* [WRITTEN TASK] Copy the lines of the material below with no changes, starting at the line that has "139, 1194, 160]" and stopping after the line that has "1072, 1065, 1105]".

* [WORKING DATA]
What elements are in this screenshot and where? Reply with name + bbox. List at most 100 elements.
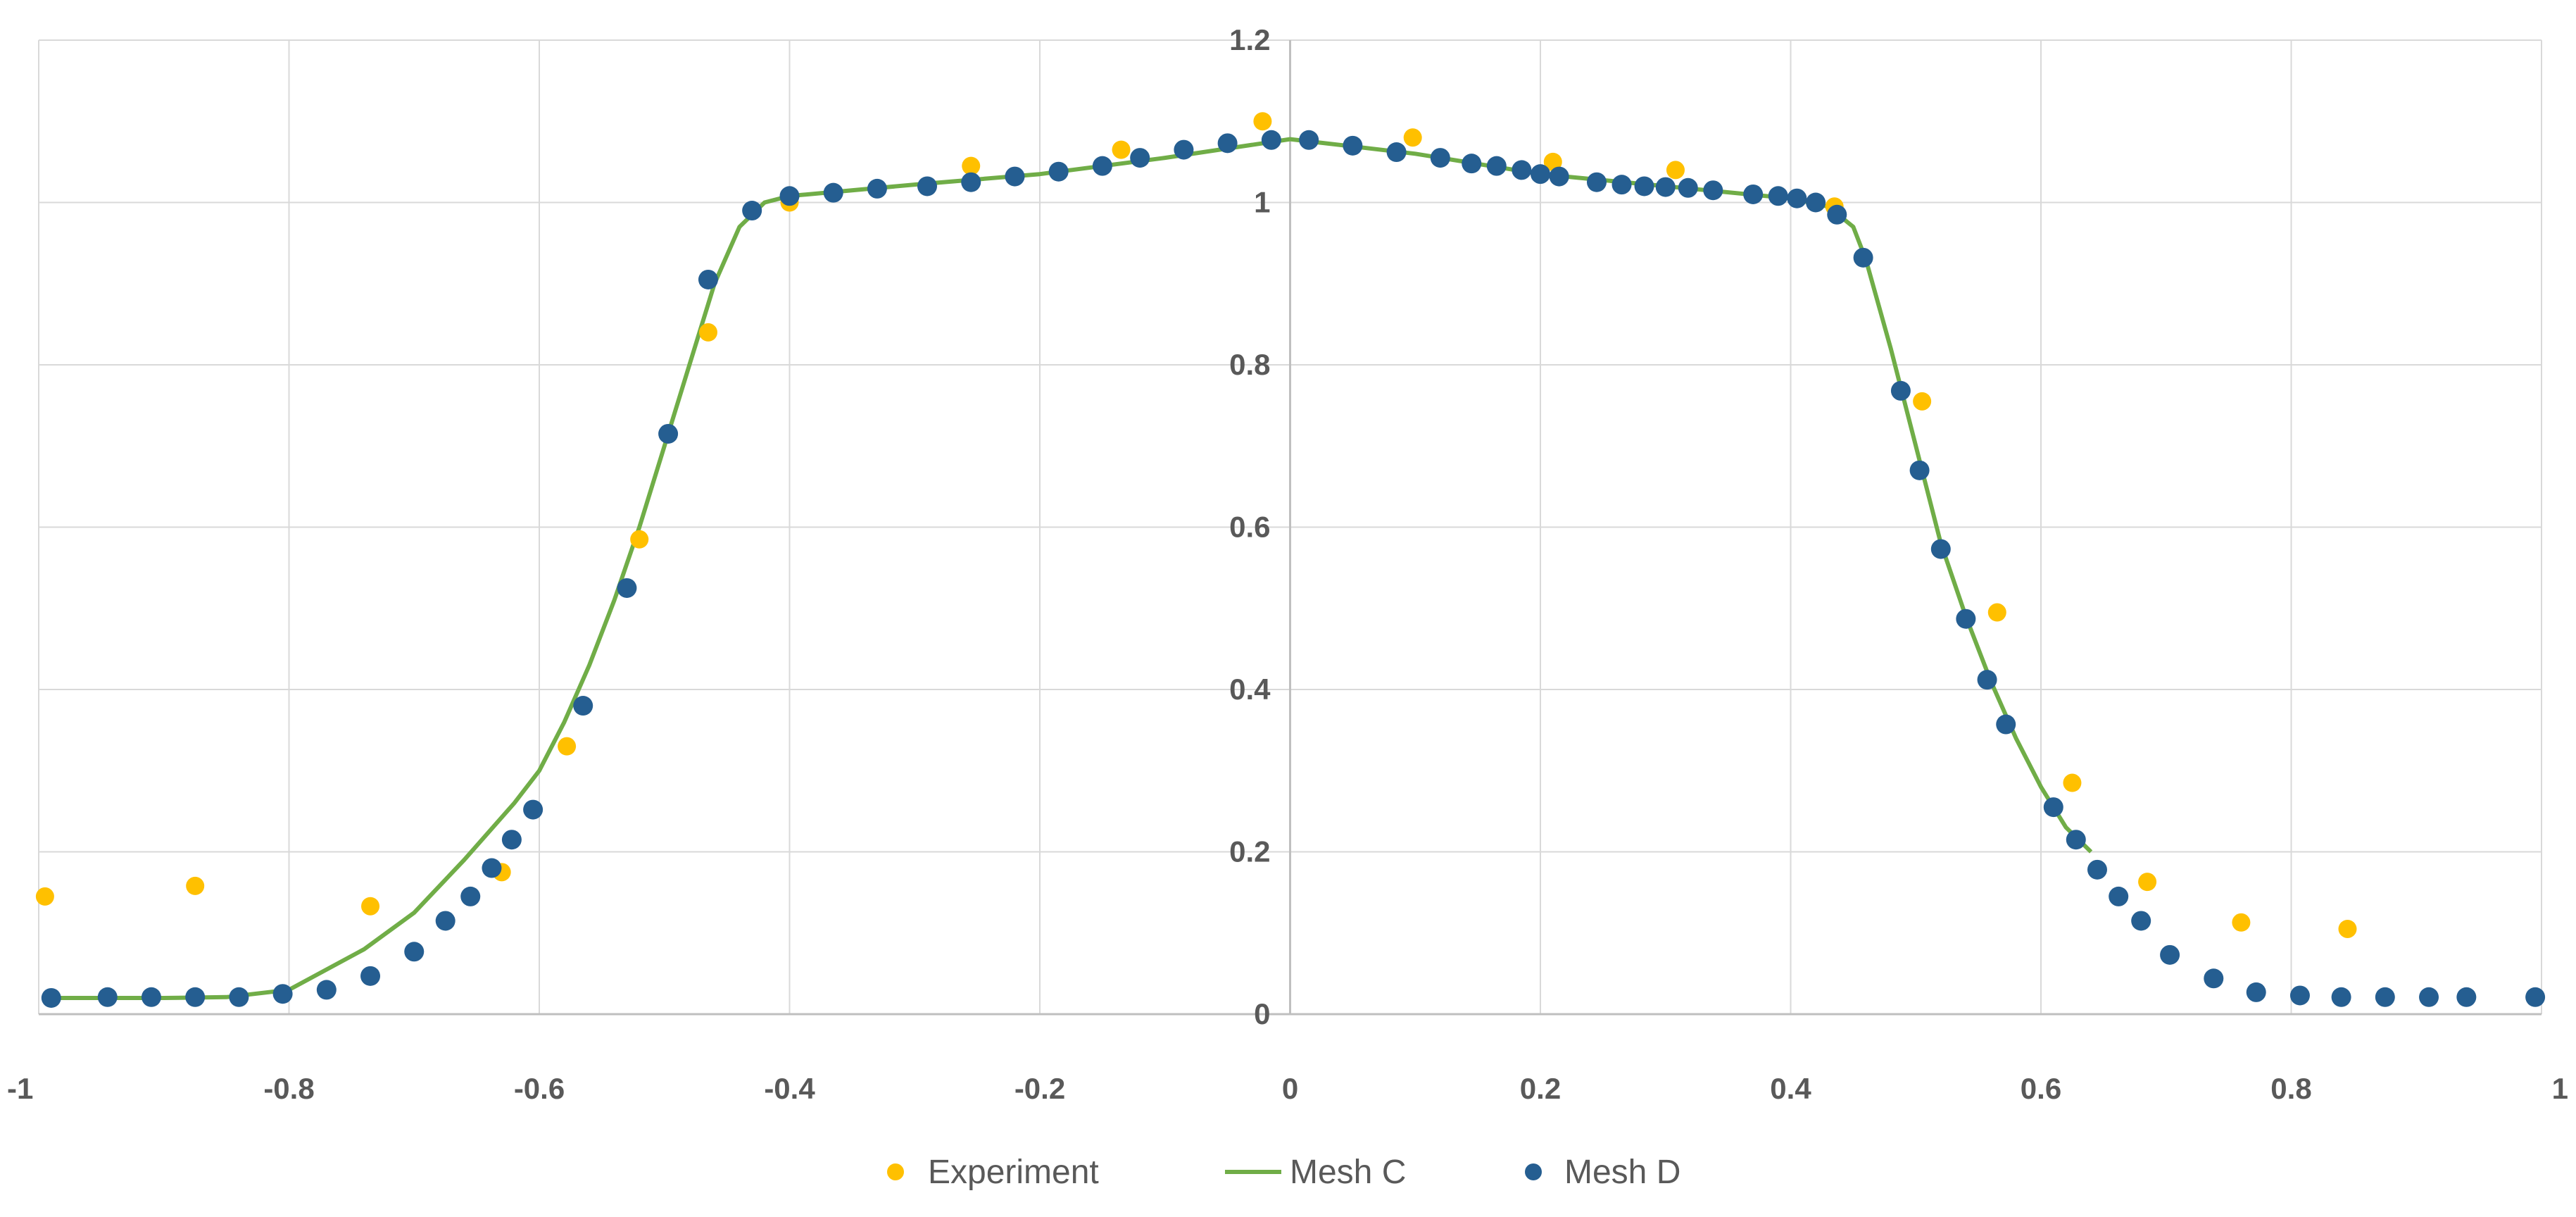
mesh-d-point	[1174, 139, 1194, 160]
experiment-point	[1987, 603, 2006, 622]
mesh-d-point	[2043, 797, 2063, 818]
experiment-point	[2063, 773, 2082, 792]
y-tick-label: 0.8	[1229, 348, 1270, 381]
legend-experiment-marker	[887, 1163, 904, 1180]
mesh-d-point	[823, 182, 843, 203]
mesh-d-point	[2066, 830, 2086, 850]
experiment-point	[2232, 913, 2251, 932]
experiment-point	[186, 876, 205, 895]
mesh-d-point	[1261, 130, 1281, 150]
x-tick-label: -0.4	[764, 1072, 815, 1105]
mesh-d-point	[435, 911, 455, 931]
mesh-d-point	[1806, 192, 1826, 213]
x-tick-label: 0.4	[1770, 1072, 1811, 1105]
mesh-d-point	[2525, 987, 2546, 1007]
mesh-d-point	[523, 799, 544, 820]
y-tick-label: 1.2	[1229, 23, 1270, 56]
legend: Experiment Mesh C Mesh D	[887, 1154, 1680, 1191]
mesh-d-point	[141, 987, 161, 1007]
mesh-d-point	[1977, 670, 1997, 690]
mesh-d-point	[2087, 859, 2107, 880]
mesh-d-point	[867, 178, 887, 199]
mesh-d-point	[917, 176, 938, 196]
mesh-d-point	[185, 987, 206, 1007]
series-mesh-d	[41, 130, 2546, 1008]
mesh-d-point	[1486, 156, 1507, 176]
mesh-d-point	[2419, 987, 2439, 1007]
y-tick-label: 0.4	[1229, 673, 1271, 706]
experiment-point	[1666, 161, 1685, 180]
experiment-point	[1913, 392, 1932, 411]
mesh-d-point	[2131, 911, 2151, 931]
legend-mesh-c-label: Mesh C	[1290, 1154, 1406, 1191]
mesh-d-point	[1343, 135, 1363, 156]
x-tick-label: -0.2	[1014, 1072, 1065, 1105]
legend-experiment-label: Experiment	[928, 1154, 1099, 1191]
experiment-point	[35, 887, 54, 906]
mesh-d-point	[501, 830, 522, 850]
mesh-d-point	[1531, 164, 1550, 185]
legend-mesh-d-marker	[1525, 1163, 1542, 1180]
mesh-d-point	[1853, 247, 1873, 268]
mesh-d-point	[1768, 186, 1788, 206]
experiment-point	[962, 156, 981, 175]
mesh-d-point	[2204, 968, 2224, 989]
mesh-d-point	[360, 966, 381, 986]
mesh-d-point	[1611, 175, 1632, 195]
mesh-d-point	[658, 423, 679, 444]
experiment-point	[361, 897, 380, 916]
mesh-d-point	[1655, 177, 1676, 197]
mesh-d-point	[698, 269, 718, 289]
x-tick-label: 0.8	[2270, 1072, 2311, 1105]
mesh-d-point	[1430, 148, 1450, 168]
y-tick-label: 0	[1254, 997, 1270, 1030]
mesh-d-point	[1512, 160, 1532, 180]
series-mesh-c	[51, 137, 2093, 1000]
mesh-d-point	[1787, 188, 1807, 208]
experiment-point	[558, 737, 577, 756]
mesh-d-point	[1586, 172, 1607, 192]
mesh-d-point	[1956, 608, 1976, 629]
mesh-d-point	[1634, 176, 1654, 196]
mesh-d-point	[1996, 714, 2016, 735]
experiment-point	[1112, 140, 1131, 159]
mesh-d-point	[1909, 460, 1930, 480]
mesh-d-point	[1005, 166, 1025, 187]
experiment-point	[2338, 919, 2357, 938]
mesh-d-point	[2456, 987, 2477, 1007]
axes	[39, 40, 2542, 1016]
mesh-d-point	[1743, 184, 1764, 204]
mesh-d-point	[2331, 987, 2351, 1007]
mesh-d-point	[2160, 944, 2180, 965]
mesh-d-point	[779, 186, 800, 206]
mesh-d-point	[1299, 130, 1319, 150]
experiment-point	[1403, 128, 1422, 147]
x-tick-label: 0.2	[1520, 1072, 1561, 1105]
experiment-point	[1253, 112, 1272, 131]
mesh-d-point	[1048, 161, 1069, 182]
mesh-d-point	[1678, 177, 1698, 198]
mesh-d-point	[272, 984, 293, 1004]
mesh-d-point	[1386, 142, 1407, 163]
experiment-point	[630, 530, 649, 549]
mesh-d-point	[1130, 148, 1150, 168]
mesh-c-line	[51, 137, 2093, 1000]
mesh-d-point	[97, 987, 118, 1007]
mesh-d-point	[316, 980, 337, 1000]
x-tick-label: -0.6	[514, 1072, 565, 1105]
y-tick-label: 0.6	[1229, 511, 1270, 544]
x-tick-label: -1	[7, 1072, 33, 1105]
mesh-d-point	[460, 886, 481, 906]
mesh-d-point	[2109, 886, 2129, 906]
mesh-d-point	[2289, 985, 2310, 1006]
y-tick-label: 1	[1254, 186, 1270, 219]
x-tick-label: 1	[2552, 1072, 2568, 1105]
mesh-d-point	[2375, 987, 2395, 1007]
mesh-d-point	[1703, 180, 1723, 201]
legend-mesh-d-label: Mesh D	[1564, 1154, 1680, 1191]
mesh-d-point	[1549, 166, 1569, 187]
y-tick-labels: 0 0.2 0.4 0.6 0.8 1 1.2	[1229, 23, 1271, 1030]
mesh-d-point	[1092, 156, 1112, 176]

* [RESPONSE TO THE EXERCISE]
mesh-d-point	[1174, 139, 1194, 160]
experiment-point	[1987, 603, 2006, 622]
mesh-d-point	[2043, 797, 2063, 818]
experiment-point	[2063, 773, 2082, 792]
y-tick-label: 0.8	[1229, 348, 1270, 381]
legend-experiment-marker	[887, 1163, 904, 1180]
mesh-d-point	[823, 182, 843, 203]
mesh-d-point	[2066, 830, 2086, 850]
experiment-point	[2232, 913, 2251, 932]
experiment-point	[186, 876, 205, 895]
mesh-d-point	[1261, 130, 1281, 150]
x-tick-label: -0.4	[764, 1072, 815, 1105]
mesh-d-point	[435, 911, 455, 931]
mesh-d-point	[1806, 192, 1826, 213]
x-tick-label: 0.4	[1770, 1072, 1811, 1105]
mesh-d-point	[2525, 987, 2546, 1007]
mesh-d-point	[523, 799, 544, 820]
y-tick-label: 1.2	[1229, 23, 1270, 56]
legend: Experiment Mesh C Mesh D	[887, 1154, 1680, 1191]
mesh-d-point	[141, 987, 161, 1007]
mesh-d-point	[1977, 670, 1997, 690]
mesh-d-point	[2087, 859, 2107, 880]
mesh-d-point	[867, 178, 887, 199]
mesh-d-point	[917, 176, 938, 196]
mesh-d-point	[185, 987, 206, 1007]
series-mesh-d	[41, 130, 2546, 1008]
mesh-d-point	[1486, 156, 1507, 176]
mesh-d-point	[2419, 987, 2439, 1007]
y-tick-label: 0.4	[1229, 673, 1271, 706]
experiment-point	[1666, 161, 1685, 180]
experiment-point	[1913, 392, 1932, 411]
mesh-d-point	[2131, 911, 2151, 931]
legend-mesh-c-label: Mesh C	[1290, 1154, 1406, 1191]
mesh-d-point	[1343, 135, 1363, 156]
x-tick-label: -0.2	[1014, 1072, 1065, 1105]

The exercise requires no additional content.